Dataset listings of figures
--------------------------------------------------

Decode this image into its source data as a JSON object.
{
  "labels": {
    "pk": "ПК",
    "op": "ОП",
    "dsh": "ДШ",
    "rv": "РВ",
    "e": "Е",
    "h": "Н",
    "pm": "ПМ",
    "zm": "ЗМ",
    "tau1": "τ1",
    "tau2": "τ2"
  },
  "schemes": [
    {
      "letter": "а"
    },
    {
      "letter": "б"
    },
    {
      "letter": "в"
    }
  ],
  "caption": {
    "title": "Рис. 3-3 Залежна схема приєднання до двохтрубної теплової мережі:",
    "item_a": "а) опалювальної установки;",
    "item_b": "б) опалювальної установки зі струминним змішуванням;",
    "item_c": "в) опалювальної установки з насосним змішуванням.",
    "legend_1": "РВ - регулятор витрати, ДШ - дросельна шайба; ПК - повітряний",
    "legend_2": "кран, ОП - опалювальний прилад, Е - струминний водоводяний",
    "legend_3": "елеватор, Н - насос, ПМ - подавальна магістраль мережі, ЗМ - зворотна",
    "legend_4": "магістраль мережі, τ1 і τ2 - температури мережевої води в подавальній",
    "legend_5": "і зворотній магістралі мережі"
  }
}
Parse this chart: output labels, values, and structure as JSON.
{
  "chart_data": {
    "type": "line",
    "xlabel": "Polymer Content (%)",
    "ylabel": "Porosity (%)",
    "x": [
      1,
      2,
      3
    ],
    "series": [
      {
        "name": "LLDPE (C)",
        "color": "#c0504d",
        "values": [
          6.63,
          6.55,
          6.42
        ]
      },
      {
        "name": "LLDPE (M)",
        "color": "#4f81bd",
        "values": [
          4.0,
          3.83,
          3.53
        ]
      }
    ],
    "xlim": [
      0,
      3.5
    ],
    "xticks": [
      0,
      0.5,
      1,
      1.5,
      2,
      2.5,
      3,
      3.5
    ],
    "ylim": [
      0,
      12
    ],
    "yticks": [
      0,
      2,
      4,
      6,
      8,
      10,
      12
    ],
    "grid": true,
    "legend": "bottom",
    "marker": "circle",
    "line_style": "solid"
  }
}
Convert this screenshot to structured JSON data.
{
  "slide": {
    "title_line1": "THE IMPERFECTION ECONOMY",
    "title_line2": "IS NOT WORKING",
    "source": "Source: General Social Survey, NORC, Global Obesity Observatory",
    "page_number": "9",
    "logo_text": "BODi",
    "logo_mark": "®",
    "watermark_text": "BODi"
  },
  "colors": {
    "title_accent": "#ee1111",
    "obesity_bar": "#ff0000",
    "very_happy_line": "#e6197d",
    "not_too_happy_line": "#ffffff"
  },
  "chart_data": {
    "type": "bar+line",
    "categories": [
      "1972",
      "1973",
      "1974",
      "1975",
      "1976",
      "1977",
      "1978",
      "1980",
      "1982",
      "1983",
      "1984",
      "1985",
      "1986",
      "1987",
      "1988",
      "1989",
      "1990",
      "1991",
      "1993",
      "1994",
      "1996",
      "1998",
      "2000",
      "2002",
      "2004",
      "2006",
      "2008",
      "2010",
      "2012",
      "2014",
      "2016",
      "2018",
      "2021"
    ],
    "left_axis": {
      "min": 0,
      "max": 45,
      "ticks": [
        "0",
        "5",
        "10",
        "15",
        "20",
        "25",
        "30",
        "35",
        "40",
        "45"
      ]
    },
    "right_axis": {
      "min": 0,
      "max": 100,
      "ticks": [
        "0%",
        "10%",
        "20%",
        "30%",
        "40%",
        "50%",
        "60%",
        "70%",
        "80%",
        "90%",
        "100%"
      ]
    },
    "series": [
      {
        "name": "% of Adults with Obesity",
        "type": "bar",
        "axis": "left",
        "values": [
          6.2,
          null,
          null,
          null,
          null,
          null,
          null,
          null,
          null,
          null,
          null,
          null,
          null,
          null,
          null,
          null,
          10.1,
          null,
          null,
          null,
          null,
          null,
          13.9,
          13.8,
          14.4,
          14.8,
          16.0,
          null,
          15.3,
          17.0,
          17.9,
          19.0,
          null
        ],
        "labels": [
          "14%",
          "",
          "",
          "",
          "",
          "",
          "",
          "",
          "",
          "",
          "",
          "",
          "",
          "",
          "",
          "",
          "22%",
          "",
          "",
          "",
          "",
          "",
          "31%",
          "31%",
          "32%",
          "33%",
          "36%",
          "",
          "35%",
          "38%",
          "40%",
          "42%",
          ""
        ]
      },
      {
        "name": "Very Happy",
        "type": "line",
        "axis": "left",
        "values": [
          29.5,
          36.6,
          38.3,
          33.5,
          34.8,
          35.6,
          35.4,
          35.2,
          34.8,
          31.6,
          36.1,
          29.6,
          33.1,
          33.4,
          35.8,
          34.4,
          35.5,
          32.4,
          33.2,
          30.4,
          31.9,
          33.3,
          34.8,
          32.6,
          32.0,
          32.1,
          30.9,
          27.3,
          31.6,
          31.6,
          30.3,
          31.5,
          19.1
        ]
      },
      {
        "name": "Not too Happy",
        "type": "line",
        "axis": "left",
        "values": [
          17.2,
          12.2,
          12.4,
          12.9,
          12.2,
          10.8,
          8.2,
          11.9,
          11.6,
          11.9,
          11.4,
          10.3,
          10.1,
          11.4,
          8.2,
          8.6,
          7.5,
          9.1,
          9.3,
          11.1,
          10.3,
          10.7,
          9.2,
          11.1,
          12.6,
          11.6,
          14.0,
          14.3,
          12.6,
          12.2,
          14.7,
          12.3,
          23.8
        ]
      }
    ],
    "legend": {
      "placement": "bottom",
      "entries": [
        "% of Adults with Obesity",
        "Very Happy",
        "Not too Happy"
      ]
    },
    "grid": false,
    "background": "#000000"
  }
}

--------------------------------------------------

Description of the task → Search the entries for "установки" and copy out each line that has it.

Exercise result →
    "item_a": "а) опалювальної установки;",
    "item_b": "б) опалювальної установки зі струминним змішуванням;",
    "item_c": "в) опалювальної установки з насосним змішуванням.",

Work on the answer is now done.